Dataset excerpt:
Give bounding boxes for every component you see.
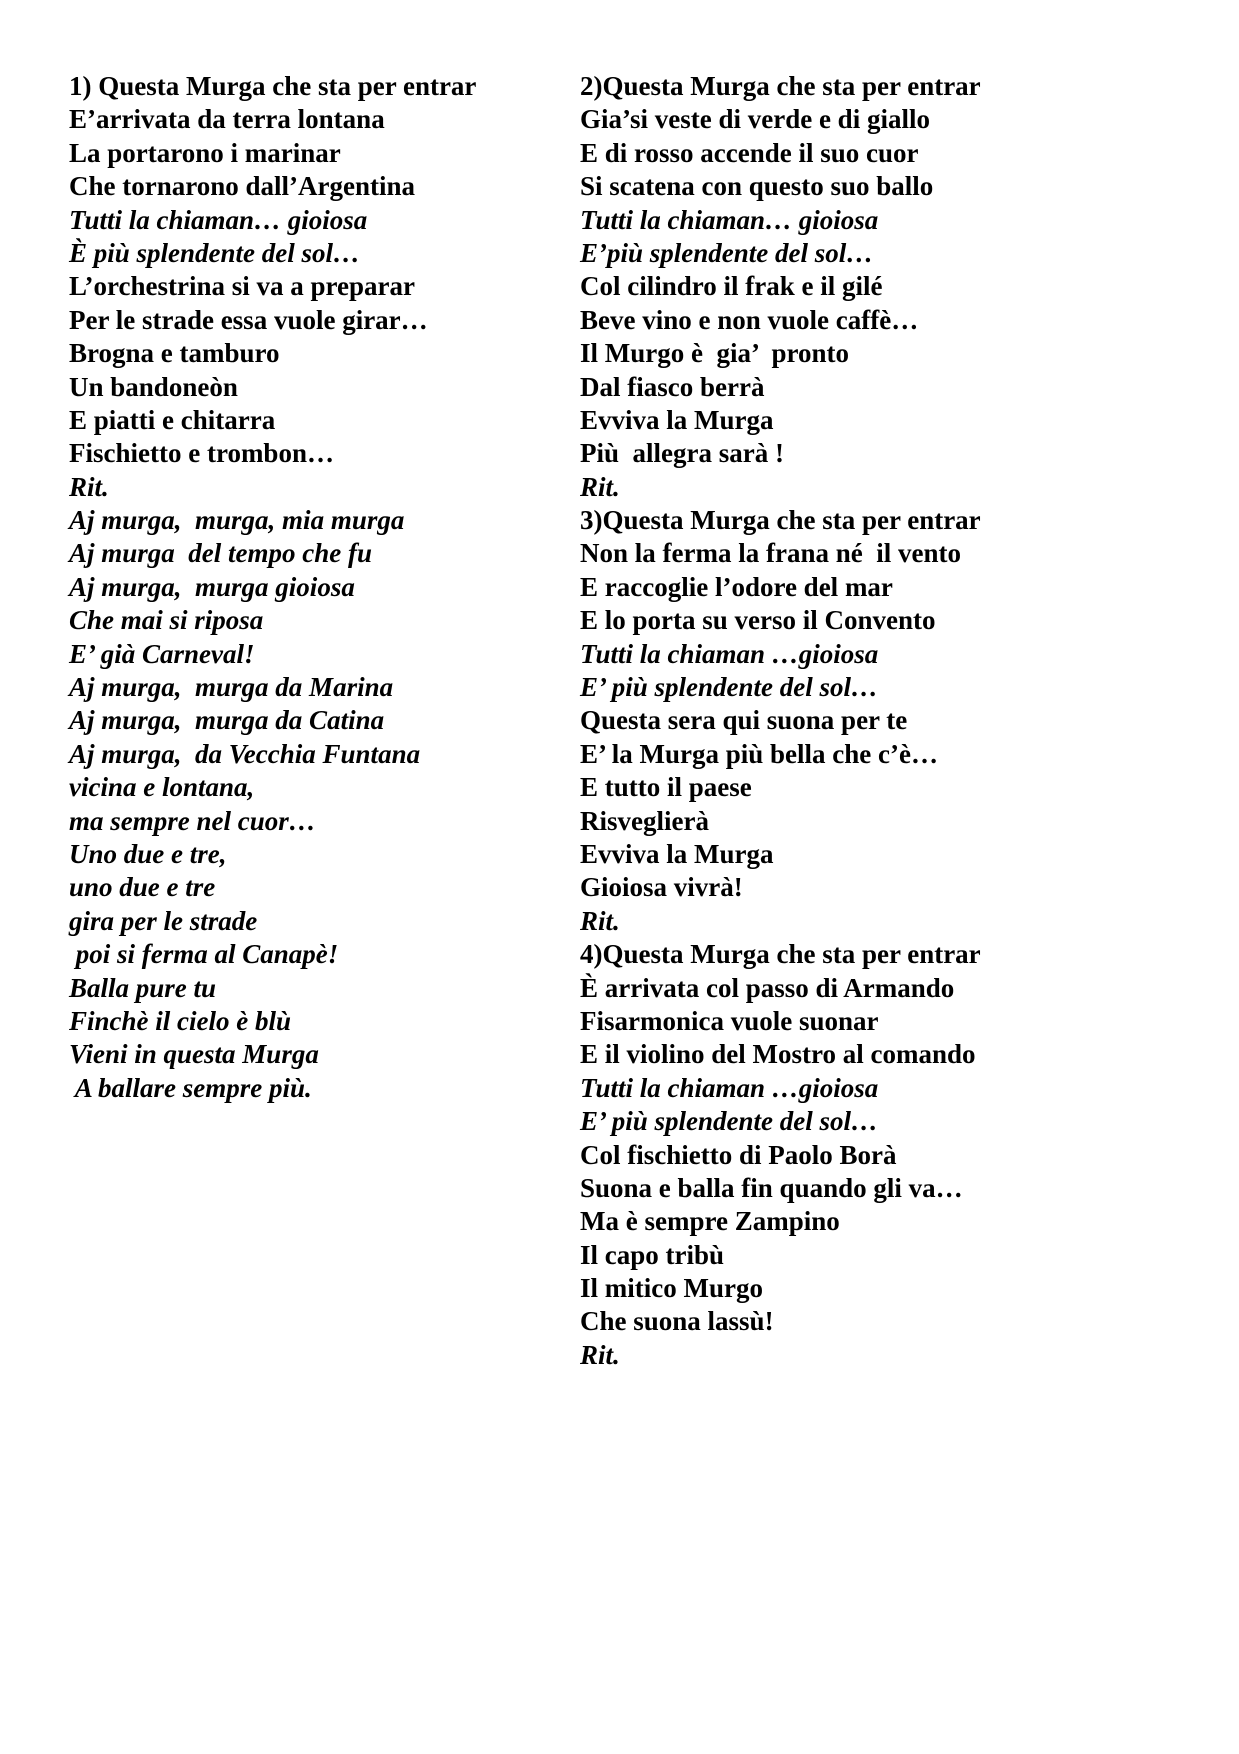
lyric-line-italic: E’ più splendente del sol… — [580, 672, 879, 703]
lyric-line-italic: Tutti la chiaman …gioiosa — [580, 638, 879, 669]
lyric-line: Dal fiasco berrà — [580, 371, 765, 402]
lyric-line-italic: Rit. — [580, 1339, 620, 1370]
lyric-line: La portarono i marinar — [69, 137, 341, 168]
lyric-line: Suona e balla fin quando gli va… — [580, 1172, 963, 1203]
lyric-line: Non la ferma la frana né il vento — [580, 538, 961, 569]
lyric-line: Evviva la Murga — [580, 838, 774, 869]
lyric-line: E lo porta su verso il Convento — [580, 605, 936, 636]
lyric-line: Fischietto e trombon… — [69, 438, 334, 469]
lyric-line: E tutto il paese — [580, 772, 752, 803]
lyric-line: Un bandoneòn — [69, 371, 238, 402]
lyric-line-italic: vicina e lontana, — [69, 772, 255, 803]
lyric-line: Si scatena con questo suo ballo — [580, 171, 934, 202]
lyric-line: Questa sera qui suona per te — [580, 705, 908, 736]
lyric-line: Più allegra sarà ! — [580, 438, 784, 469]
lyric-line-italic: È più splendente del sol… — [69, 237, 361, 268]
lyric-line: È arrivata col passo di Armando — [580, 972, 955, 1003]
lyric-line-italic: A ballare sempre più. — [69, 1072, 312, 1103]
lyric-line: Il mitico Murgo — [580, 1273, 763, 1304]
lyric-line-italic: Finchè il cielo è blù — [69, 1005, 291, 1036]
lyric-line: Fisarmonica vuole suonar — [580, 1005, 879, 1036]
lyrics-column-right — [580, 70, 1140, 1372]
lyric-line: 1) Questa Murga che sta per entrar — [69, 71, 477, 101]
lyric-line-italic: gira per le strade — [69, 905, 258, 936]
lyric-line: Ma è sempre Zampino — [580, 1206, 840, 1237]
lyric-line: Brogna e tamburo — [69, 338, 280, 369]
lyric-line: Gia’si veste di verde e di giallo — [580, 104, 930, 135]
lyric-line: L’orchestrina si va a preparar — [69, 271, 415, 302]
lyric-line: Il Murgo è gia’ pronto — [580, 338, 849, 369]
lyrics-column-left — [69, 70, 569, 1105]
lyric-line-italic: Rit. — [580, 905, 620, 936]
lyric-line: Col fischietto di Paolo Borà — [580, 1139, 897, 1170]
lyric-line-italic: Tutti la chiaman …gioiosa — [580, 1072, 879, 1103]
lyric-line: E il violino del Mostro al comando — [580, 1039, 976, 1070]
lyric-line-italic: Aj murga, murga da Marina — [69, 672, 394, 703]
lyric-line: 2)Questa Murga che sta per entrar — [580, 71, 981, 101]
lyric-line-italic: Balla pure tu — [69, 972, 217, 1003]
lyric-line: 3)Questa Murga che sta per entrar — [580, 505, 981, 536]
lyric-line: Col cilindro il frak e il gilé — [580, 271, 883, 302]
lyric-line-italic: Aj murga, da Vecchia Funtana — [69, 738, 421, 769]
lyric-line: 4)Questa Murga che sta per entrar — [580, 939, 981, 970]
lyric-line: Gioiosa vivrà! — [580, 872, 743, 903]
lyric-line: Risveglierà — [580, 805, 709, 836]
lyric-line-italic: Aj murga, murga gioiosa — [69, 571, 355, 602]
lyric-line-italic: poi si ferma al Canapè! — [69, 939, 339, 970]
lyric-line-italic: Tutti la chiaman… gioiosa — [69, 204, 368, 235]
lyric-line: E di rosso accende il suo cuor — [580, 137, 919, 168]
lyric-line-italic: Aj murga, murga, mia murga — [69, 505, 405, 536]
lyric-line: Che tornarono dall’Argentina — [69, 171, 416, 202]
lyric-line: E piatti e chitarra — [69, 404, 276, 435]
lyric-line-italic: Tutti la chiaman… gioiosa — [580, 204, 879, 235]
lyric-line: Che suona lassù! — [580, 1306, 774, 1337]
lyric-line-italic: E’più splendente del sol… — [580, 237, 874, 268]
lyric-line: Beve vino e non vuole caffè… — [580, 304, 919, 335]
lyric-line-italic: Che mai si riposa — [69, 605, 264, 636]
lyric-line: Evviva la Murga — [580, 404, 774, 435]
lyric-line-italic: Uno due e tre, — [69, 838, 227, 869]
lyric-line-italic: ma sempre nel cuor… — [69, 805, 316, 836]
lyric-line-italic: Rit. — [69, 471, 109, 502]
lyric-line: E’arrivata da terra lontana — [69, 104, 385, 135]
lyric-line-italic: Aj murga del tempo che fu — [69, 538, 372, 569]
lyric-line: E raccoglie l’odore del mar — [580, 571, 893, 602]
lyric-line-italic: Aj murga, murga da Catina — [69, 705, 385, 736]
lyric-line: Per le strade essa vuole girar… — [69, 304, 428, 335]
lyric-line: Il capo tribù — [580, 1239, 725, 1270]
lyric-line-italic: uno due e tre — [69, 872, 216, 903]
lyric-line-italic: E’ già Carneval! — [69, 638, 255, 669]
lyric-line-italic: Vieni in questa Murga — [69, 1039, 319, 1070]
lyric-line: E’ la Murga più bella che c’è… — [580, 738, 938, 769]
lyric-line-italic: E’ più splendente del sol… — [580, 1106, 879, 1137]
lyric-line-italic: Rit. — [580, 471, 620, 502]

### Task requirements
Copy out the lines of the material from the line with "672, 879, 703]" up to and including the line with "lyric-line: Evviva la Murga — [580, 838, 774, 869]", word for word.

### Task output
lyric-line-italic: E’ più splendente del sol… — [580, 672, 879, 703]
lyric-line-italic: Tutti la chiaman …gioiosa — [580, 638, 879, 669]
lyric-line: Dal fiasco berrà — [580, 371, 765, 402]
lyric-line-italic: Rit. — [580, 1339, 620, 1370]
lyric-line: La portarono i marinar — [69, 137, 341, 168]
lyric-line: Suona e balla fin quando gli va… — [580, 1172, 963, 1203]
lyric-line: Non la ferma la frana né il vento — [580, 538, 961, 569]
lyric-line: Evviva la Murga — [580, 838, 774, 869]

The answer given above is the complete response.